TO DO:
Reproduce the material in full, exactly as written.

* BEGIN *

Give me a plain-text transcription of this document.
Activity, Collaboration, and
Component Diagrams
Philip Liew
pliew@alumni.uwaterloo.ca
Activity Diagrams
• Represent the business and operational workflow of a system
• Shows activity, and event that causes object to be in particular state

* END *

RESPONSE:
Give me a plain-text transcription of this document.
Activity, Collaboration, and
Component Diagrams
Philip Liew
pliew@alumni.uwaterloo.ca
Activity Diagrams
• Represent the business and operational workflow of a system
• Shows activity, and event that causes object to be in particular state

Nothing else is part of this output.